━━━ Supplied data
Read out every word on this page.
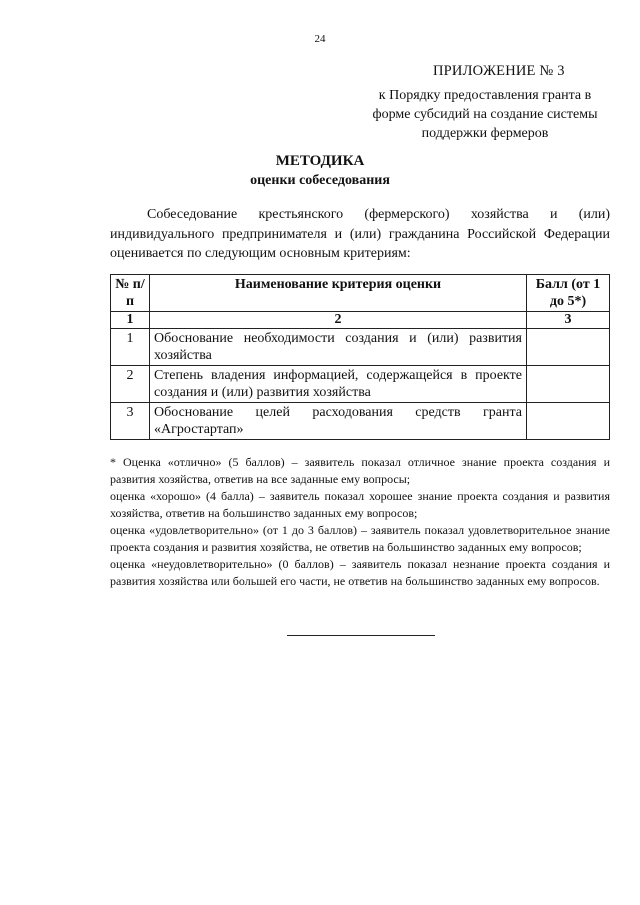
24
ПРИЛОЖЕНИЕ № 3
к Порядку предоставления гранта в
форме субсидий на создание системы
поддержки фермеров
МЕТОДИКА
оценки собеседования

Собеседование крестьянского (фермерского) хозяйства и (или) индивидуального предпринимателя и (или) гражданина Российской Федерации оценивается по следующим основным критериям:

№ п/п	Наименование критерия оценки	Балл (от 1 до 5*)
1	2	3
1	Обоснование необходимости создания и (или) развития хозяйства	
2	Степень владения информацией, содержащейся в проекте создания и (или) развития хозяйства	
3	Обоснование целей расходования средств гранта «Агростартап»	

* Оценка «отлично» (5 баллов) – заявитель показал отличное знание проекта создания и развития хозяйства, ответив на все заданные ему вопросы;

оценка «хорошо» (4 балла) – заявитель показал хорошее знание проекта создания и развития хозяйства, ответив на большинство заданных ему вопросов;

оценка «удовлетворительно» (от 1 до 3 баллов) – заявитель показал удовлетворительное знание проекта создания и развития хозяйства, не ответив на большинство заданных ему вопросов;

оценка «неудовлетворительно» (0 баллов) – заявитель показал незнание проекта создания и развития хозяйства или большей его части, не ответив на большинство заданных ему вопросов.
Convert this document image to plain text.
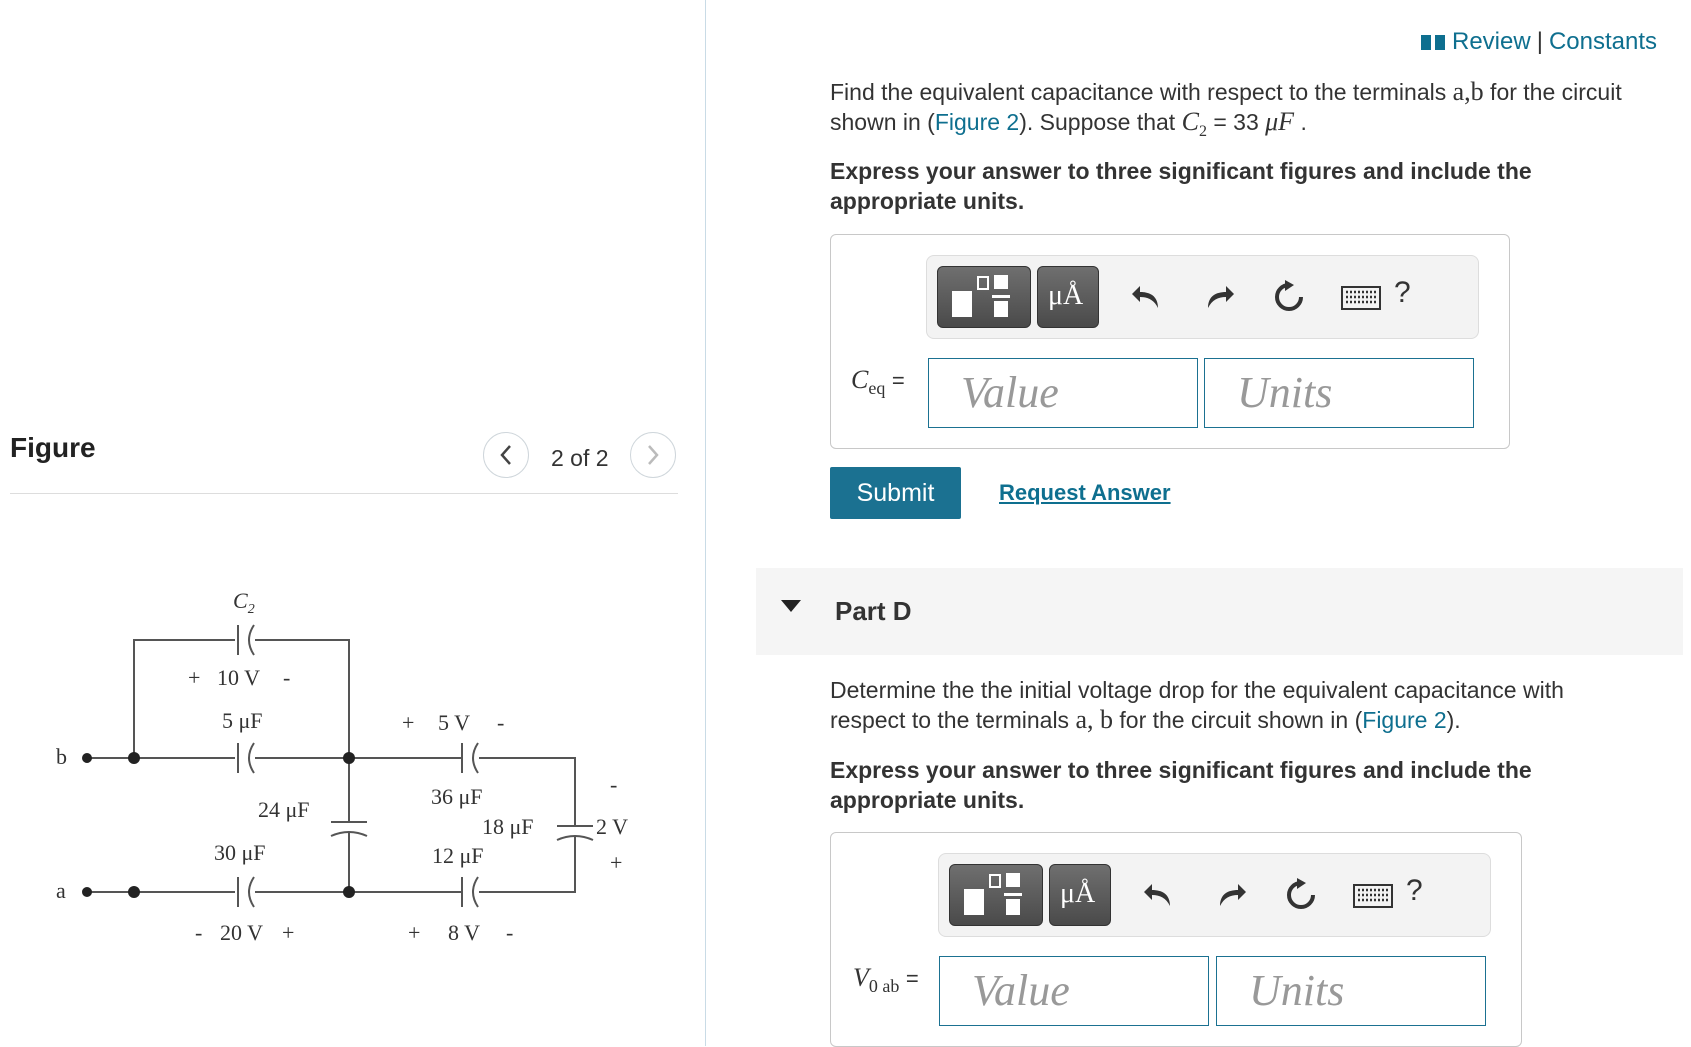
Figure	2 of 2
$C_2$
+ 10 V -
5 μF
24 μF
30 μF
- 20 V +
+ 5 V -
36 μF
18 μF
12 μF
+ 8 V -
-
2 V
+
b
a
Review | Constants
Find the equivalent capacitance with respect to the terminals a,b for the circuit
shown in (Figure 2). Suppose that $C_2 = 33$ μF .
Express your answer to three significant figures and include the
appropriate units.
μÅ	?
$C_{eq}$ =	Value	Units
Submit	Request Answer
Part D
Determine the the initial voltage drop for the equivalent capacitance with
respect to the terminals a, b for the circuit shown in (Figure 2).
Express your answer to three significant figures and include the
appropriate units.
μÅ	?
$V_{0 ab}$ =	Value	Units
━━━━━━
━━━ Supplied data
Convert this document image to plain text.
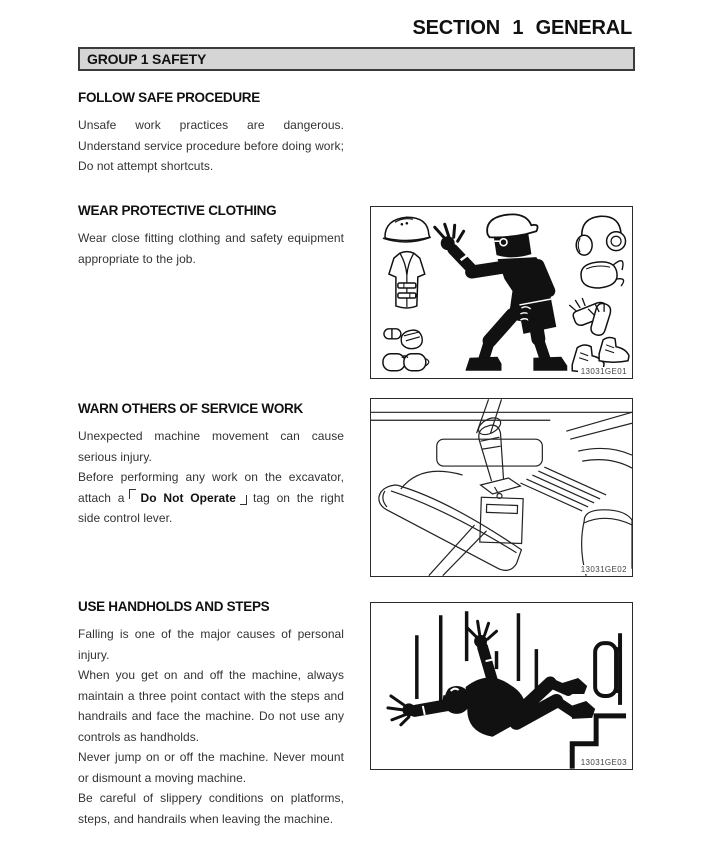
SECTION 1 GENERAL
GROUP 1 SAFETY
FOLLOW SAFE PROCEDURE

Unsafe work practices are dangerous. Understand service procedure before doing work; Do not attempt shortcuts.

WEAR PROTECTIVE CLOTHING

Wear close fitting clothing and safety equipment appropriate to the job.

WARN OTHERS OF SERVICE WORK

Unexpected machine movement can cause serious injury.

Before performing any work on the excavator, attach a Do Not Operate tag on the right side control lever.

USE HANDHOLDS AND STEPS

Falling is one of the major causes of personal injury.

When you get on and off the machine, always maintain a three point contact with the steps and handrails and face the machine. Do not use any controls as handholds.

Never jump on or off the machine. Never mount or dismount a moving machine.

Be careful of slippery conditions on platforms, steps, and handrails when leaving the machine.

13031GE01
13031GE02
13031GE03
━━━━━━
## Do this:
Single out each line of the records above with the string "shown" in it, and copy it.

## Solution to this exercise:
shown in (Figure 2). Suppose that $C_2 = 33$ μF .
respect to the terminals a, b for the circuit shown in (Figure 2).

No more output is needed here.